● TAREA A
Transcribe literalmente el texto sobre Wirikuta, empezando en las palabras que contienen "Desde el año" y terminando después de "ganará esta batalla.".
● TAREA B
Por favor, continúa el texto sobre Wirikuta a partir de donde termina.
───── FRAGMENTO DE PÁGINA
Desde el año 1988, Wirikuta forma parte de la red
mundial de Sitios Sagrados Naturales de la UNESCO, en 1994 fue declarada área natural protegida por
el gobierno de México. A pesar de esto, se siguen otorgando concesiones a diferentes
compañías nacionales y extranjeras en estas zonas. En el caso de Tatéi Haramara
los invasores, además de la que aquí narra y los surfistas, son los dueños de
una compañía hotelera. En “La isla del Rey” se han abierto caminos y desmontado
los alrededores, parte del cerro sagrado ha sido destruido y las ofrendas que
depositan los wixaritari no se respetan.
Viajo
con la mirada de un enemigo a otro. De la zona ocupada por los hoteleros, con su conato de obra en construcción abandonada
a los pies del cerro, hasta los wixaritari en la playa compartiendo los
alimentos con apariencia muy relajada, mientras yo trato
de adivinar quién ganará esta batalla.
Prefiero no pensar, aprovecho el
abandono de unos y la distracción alimenticia de los otros para meterme al mar. Siento un efecto narcótico al sumergirme en el centro del cosmos. Es como palpar la vida y la muerte en las profundidades marinas, cuando tocas las puertas del inframundo wixárika
para después renacer en la superficie, emergiendo en ese paraíso custodiado por
La Gran Roca.
──────────
───── LISTADO DE DATOS
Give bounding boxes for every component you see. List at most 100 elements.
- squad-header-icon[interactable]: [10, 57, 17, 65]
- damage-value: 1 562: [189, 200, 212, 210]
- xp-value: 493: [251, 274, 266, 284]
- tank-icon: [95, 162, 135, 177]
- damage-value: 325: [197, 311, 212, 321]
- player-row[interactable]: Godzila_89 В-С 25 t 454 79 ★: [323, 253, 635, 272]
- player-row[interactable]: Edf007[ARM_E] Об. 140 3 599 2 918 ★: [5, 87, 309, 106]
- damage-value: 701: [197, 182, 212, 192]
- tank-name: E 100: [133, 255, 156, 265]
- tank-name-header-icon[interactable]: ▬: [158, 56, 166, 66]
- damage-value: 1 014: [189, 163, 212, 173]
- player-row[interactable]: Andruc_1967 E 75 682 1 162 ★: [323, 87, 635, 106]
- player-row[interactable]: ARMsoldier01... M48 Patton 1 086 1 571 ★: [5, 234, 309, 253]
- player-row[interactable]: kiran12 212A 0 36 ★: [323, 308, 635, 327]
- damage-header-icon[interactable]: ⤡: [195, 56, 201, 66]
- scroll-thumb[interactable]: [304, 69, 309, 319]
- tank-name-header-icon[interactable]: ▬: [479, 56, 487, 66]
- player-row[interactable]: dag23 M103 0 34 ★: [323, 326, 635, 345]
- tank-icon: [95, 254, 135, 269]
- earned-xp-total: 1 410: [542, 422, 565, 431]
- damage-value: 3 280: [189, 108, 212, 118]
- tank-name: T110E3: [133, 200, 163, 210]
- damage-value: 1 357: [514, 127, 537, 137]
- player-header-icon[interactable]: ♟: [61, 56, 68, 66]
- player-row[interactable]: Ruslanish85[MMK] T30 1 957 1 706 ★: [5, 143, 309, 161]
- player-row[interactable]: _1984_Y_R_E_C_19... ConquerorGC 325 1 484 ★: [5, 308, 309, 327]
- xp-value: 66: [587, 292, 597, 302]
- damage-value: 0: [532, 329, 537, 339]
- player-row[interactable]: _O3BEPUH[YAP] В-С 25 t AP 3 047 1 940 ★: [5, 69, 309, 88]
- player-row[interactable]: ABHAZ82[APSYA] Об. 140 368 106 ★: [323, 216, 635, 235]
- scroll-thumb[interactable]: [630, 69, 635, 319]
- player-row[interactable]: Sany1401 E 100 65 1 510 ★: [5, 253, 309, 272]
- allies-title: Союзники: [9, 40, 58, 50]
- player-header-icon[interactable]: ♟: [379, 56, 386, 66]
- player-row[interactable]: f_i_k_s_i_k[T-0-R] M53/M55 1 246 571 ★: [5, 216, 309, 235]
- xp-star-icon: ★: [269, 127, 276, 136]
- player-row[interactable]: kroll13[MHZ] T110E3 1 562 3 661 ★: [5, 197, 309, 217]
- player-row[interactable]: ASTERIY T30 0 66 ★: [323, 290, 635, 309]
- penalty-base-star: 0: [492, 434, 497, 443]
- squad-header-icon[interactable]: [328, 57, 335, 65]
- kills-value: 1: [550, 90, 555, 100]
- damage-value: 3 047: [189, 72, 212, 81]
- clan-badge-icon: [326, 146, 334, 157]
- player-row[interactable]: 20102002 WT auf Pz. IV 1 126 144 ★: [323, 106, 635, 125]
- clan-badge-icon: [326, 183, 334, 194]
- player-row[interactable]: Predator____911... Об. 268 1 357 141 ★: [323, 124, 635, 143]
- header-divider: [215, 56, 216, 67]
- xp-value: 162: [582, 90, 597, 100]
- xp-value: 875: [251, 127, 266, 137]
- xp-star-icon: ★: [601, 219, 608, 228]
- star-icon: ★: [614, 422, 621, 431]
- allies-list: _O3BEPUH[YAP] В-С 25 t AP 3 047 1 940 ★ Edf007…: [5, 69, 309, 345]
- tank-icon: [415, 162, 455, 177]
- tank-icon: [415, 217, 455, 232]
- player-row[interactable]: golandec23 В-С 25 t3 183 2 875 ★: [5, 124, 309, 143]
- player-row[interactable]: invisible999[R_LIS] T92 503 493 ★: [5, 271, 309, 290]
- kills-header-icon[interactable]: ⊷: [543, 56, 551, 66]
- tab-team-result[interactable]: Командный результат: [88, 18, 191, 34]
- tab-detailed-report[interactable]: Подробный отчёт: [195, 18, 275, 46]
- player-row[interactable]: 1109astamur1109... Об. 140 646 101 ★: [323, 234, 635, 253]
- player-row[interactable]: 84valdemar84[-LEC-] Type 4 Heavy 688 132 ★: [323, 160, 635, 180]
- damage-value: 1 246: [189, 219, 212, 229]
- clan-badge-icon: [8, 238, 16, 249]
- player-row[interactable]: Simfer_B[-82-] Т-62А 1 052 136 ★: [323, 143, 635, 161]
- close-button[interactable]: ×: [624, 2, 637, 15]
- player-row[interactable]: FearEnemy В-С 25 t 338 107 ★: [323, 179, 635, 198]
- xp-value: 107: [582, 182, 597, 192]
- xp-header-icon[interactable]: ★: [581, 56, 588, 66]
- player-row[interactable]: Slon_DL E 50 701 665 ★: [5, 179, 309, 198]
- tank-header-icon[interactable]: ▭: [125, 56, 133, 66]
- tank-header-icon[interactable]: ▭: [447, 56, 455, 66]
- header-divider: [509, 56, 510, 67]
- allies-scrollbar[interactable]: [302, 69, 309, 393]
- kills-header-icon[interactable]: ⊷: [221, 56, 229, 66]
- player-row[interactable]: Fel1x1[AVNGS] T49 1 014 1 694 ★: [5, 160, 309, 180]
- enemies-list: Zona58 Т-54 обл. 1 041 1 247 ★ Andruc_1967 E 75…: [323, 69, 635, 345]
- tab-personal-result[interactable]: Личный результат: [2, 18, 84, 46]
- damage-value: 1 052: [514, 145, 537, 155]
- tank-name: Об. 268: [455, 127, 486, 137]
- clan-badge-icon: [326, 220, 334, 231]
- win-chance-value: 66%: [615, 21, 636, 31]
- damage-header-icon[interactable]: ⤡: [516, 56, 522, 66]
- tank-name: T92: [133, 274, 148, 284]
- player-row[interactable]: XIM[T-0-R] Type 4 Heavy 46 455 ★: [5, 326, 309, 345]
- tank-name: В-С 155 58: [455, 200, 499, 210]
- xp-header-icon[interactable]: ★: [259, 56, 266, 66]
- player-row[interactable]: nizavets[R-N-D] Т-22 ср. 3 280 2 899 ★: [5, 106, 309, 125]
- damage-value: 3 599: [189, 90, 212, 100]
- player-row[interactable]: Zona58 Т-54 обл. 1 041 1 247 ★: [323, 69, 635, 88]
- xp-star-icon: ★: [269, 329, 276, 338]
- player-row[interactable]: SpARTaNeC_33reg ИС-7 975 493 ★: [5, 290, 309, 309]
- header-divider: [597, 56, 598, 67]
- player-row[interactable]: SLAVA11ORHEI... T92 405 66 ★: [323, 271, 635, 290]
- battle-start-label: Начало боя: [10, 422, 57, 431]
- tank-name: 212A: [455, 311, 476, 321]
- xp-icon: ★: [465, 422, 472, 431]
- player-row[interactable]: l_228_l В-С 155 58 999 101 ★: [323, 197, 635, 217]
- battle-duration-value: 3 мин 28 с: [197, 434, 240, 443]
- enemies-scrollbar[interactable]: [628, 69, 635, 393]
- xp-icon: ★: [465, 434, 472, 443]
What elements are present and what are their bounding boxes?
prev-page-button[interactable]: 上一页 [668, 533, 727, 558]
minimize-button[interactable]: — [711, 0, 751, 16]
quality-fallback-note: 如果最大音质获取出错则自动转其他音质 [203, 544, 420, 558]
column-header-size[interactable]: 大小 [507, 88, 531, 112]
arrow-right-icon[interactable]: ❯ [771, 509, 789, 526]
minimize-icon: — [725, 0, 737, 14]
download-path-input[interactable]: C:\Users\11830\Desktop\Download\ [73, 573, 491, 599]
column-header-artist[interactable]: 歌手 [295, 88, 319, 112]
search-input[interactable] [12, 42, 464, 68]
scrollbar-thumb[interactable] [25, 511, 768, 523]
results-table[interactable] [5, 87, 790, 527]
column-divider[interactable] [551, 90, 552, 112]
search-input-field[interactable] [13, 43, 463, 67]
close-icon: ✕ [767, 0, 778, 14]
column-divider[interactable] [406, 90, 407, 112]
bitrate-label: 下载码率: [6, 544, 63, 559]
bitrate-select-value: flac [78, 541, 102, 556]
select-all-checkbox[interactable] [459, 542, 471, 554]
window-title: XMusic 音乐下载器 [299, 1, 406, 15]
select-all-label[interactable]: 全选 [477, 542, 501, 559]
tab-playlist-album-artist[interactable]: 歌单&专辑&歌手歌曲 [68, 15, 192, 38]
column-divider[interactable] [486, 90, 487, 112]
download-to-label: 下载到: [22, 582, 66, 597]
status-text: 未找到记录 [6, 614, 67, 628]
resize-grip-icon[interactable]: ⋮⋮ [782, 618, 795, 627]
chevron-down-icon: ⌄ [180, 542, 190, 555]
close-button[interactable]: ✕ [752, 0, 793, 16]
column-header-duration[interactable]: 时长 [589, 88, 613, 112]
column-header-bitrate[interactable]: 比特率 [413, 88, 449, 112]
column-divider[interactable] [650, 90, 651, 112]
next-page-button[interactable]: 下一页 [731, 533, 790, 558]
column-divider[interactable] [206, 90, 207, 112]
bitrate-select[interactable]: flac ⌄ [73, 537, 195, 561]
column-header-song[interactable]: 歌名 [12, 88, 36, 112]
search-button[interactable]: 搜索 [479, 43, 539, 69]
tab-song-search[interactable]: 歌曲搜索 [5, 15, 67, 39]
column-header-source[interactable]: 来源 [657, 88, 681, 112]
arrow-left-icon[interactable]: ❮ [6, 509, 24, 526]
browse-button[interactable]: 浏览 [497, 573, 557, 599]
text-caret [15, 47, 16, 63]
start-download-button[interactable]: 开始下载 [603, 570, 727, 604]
──────────
● RESPUESTA A
Desde el año 1988, Wirikuta forma parte de la red
mundial de Sitios Sagrados Naturales de la UNESCO, en 1994 fue declarada área natural protegida por
el gobierno de México. A pesar de esto, se siguen otorgando concesiones a diferentes
compañías nacionales y extranjeras en estas zonas. En el caso de Tatéi Haramara
los invasores, además de la que aquí narra y los surfistas, son los dueños de
una compañía hotelera. En “La isla del Rey” se han abierto caminos y desmontado
los alrededores, parte del cerro sagrado ha sido destruido y las ofrendas que
depositan los wixaritari no se respetan.
Viajo
con la mirada de un enemigo a otro. De la zona ocupada por los hoteleros, con su conato de obra en construcción abandonada
a los pies del cerro, hasta los wixaritari en la playa compartiendo los
alimentos con apariencia muy relajada, mientras yo trato
de adivinar quién ganará esta batalla.

● RESPUESTA B
Existen infinidad de
descripciones para el goce de lo prohibido, me guardaré las mías para
lamerlas en la intimidad. Profané su suelo y sus mares, el placer de ese
pecado, me hizo ajena al remordimiento. Lo hice, y juro por los dioses, los
suyos y los míos, que lo volvería a hacer.
Después de un rato los
veo partir desde el agua, sigo a
los peregrinos con la mirada hasta que
desaparecen tras la loma y entonces salgo del mar. La experiencia de nadar en estas aguas me hace sentir en deuda, pero
no tengo una ofrenda para entregar en la arena. Recuerdo entonces las palabras que
alguna vez leí de un Marakame (el que sabe), él asegura que en la actualidad llueve poco y hay
muchas enfermedades porque los dioses han castigado al pueblo wixárika por haber
difundido su cultura. Sus ritos y costumbres no deberían ser conocidos por nosotros, los ajenos; porque son sagrados y pertenecen solo a los wixaritari.
Mientras
el Consejo Wixárika se debate entre leyes ajenas y concesiones forzadas por
recuperar la soberanía sobre sus territorios, Tatéi Haramara se defiende. Tiene
al rey sol a su favor, además, posee un ejército de salvajes mosquitos para
ayuntar a los perpetradores, la terrorífica presencia de los jejenes ha sido un
arma muy poderosa.
Sea pues esta mi ofrenda pendiente, que sirvan mis palabras
para invitar al respeto de sus ritos y costumbres, aunque mi herejía no busca perdón,
solo intenta pagar con un gran respeto, por el inmenso placer de profanar su cosmos.